◆ **Listed records**:

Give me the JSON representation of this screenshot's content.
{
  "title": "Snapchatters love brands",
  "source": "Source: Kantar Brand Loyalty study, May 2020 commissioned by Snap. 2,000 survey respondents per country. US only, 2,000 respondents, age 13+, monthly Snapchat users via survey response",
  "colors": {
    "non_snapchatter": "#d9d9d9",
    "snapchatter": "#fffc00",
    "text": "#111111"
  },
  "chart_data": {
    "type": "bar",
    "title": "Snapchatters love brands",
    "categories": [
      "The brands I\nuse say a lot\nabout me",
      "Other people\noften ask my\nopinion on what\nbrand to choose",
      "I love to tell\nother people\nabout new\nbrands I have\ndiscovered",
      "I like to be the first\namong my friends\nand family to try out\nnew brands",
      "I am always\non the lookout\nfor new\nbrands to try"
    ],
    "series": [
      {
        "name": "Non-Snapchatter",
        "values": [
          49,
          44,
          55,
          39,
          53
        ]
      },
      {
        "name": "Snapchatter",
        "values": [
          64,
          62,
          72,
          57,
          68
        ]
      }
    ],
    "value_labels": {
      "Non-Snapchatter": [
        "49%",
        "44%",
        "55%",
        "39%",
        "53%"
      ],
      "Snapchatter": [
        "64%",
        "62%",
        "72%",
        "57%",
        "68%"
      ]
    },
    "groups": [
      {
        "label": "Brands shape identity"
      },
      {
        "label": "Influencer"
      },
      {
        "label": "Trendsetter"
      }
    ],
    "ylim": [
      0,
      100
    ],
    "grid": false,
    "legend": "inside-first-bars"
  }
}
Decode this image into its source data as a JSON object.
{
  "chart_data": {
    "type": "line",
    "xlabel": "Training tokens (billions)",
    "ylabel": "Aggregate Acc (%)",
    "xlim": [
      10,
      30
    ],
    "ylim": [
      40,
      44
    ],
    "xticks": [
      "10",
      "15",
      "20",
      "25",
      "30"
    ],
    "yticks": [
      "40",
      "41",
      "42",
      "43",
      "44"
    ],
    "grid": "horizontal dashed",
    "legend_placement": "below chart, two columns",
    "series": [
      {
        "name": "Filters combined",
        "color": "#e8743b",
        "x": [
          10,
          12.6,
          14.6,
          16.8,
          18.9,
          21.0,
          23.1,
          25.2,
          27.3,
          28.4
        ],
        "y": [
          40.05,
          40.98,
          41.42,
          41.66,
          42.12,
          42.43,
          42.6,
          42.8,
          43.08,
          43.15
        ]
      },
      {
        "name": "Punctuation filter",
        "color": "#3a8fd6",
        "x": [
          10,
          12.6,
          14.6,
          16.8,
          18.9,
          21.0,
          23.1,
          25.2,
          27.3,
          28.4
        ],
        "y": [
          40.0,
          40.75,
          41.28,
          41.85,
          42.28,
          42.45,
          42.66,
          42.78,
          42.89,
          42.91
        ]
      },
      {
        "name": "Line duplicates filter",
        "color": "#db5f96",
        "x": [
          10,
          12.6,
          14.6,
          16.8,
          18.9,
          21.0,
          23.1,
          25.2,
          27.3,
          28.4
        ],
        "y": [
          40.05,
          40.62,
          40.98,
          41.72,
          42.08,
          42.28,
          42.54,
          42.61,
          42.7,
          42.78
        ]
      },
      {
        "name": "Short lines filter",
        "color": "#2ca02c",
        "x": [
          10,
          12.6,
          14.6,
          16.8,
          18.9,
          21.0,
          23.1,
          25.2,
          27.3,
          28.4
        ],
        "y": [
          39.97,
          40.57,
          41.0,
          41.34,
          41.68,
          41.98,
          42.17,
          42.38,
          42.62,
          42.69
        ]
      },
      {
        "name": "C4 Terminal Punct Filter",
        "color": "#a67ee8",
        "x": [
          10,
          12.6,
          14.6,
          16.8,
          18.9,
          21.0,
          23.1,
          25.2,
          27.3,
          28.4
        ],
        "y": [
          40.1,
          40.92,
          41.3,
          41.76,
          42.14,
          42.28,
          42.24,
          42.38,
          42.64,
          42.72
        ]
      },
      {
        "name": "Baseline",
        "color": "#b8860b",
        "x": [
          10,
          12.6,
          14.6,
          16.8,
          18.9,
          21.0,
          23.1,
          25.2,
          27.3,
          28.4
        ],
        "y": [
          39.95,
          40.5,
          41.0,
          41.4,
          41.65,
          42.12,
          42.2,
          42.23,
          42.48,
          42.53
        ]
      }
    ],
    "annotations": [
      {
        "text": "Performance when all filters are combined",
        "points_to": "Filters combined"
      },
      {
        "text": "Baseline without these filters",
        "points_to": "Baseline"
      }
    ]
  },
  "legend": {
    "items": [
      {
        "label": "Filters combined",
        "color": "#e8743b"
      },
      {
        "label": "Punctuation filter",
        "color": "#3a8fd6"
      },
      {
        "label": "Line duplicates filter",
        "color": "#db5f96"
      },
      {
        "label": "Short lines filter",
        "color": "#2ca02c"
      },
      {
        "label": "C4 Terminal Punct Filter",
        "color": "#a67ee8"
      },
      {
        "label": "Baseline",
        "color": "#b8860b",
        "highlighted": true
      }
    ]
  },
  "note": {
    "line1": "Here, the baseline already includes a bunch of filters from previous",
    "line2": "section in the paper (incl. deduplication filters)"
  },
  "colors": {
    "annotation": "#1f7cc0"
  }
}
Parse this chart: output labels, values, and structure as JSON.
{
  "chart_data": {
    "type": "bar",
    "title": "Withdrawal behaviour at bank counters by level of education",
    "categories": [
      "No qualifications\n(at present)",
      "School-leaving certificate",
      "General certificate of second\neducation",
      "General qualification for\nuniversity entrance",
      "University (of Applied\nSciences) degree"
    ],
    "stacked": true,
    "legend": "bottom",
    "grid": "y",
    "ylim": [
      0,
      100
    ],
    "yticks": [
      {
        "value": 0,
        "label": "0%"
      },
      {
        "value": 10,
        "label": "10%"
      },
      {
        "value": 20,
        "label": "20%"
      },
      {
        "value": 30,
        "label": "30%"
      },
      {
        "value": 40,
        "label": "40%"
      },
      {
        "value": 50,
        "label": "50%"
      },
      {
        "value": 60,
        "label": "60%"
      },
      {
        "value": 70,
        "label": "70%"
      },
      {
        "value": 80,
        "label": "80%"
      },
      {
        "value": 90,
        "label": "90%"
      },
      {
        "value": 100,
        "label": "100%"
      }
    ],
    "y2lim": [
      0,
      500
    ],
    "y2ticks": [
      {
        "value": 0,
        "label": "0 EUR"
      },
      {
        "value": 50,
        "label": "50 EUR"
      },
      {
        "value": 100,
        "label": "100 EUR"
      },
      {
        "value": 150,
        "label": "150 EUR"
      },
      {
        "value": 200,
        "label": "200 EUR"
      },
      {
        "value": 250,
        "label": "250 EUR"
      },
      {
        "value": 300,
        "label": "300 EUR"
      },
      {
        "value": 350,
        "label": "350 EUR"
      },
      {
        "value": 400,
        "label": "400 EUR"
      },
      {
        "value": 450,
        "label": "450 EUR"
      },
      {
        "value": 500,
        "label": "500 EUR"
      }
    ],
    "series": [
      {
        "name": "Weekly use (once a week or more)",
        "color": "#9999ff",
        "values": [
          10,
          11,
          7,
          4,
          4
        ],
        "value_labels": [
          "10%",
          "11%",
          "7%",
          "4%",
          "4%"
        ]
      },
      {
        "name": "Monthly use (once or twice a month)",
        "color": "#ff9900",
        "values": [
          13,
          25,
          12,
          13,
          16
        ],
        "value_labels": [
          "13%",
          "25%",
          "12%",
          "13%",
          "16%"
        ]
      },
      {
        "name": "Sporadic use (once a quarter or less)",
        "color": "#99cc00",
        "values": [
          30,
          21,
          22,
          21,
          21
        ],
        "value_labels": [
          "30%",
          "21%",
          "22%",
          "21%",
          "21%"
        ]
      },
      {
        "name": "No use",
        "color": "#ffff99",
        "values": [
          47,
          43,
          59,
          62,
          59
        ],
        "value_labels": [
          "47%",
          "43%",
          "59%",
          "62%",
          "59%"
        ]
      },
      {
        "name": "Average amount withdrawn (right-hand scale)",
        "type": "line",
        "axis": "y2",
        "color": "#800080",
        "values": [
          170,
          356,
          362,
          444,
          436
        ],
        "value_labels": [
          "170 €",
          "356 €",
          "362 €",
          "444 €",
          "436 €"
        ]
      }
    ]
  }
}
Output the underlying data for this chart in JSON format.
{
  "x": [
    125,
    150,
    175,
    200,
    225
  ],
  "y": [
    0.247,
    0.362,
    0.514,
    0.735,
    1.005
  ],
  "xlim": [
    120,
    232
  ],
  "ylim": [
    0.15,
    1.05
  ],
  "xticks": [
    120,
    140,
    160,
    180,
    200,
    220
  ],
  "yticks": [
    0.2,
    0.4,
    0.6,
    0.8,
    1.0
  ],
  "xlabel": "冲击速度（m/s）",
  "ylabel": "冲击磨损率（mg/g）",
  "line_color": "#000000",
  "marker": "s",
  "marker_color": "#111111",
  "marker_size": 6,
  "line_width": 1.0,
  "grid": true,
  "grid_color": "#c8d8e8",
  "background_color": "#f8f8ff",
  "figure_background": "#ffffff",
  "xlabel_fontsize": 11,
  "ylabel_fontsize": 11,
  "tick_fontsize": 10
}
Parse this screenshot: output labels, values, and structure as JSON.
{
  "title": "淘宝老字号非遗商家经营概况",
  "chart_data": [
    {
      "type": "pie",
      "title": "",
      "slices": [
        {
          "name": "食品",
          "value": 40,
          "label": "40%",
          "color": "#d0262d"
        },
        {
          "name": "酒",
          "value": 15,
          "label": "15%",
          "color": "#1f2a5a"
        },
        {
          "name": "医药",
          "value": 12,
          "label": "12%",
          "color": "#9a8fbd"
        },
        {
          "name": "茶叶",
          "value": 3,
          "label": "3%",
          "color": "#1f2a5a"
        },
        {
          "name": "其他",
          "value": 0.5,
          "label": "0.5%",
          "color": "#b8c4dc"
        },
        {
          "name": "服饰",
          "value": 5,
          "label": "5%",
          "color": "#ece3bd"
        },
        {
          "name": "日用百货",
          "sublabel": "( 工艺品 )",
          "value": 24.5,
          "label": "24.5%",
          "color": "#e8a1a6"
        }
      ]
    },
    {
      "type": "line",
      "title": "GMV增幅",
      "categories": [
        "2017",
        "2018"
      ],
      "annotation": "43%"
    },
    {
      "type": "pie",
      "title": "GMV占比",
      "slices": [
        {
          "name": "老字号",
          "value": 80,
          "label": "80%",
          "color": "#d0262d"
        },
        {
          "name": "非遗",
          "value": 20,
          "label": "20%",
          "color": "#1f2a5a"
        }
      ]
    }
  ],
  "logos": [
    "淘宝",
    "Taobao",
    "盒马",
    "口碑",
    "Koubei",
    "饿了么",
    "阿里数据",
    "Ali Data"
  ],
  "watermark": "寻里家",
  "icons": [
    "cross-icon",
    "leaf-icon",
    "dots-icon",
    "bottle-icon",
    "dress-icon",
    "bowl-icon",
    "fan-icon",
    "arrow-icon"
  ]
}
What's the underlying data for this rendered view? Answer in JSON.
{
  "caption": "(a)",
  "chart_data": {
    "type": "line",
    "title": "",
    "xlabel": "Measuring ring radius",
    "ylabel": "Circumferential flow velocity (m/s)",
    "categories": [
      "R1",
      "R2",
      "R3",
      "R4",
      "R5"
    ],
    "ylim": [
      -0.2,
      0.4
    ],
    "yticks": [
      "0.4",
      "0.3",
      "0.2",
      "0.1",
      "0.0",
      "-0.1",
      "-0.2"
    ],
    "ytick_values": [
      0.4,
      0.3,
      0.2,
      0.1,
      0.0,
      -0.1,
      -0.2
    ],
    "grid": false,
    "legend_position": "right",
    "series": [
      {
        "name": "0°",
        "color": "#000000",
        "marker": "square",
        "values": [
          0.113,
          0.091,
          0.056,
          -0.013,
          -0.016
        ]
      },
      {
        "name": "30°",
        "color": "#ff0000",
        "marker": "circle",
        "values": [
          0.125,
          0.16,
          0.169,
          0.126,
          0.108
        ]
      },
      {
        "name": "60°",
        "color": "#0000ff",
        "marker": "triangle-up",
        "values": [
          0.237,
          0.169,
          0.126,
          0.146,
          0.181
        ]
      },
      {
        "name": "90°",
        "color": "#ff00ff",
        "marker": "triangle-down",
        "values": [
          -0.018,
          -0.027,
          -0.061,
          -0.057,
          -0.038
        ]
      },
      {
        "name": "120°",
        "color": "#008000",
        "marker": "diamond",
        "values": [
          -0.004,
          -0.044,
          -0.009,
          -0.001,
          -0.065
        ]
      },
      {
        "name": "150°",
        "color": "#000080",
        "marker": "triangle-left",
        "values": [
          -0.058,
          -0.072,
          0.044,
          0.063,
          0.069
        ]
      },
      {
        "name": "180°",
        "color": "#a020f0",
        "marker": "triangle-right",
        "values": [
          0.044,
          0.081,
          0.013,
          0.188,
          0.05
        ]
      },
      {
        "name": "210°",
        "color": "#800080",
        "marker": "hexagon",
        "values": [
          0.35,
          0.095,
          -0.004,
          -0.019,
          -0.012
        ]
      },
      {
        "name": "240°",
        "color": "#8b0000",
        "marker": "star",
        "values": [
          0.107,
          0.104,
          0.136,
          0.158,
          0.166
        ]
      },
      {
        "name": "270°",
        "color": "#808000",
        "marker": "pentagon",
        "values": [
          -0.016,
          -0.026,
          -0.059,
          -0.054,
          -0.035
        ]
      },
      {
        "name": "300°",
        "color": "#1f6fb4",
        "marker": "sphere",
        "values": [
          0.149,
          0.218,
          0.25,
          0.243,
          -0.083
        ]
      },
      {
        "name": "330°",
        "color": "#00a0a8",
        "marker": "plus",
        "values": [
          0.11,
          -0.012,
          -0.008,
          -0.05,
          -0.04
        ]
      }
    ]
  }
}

◆ **Requirement**:
Go through the listing above and return every line where the word "love" occurs.

◆ **Task solution**:
  "title": "Snapchatters love brands",
    "title": "Snapchatters love brands",
      "I love to tell\nother people\nabout new\nbrands I have\ndiscovered",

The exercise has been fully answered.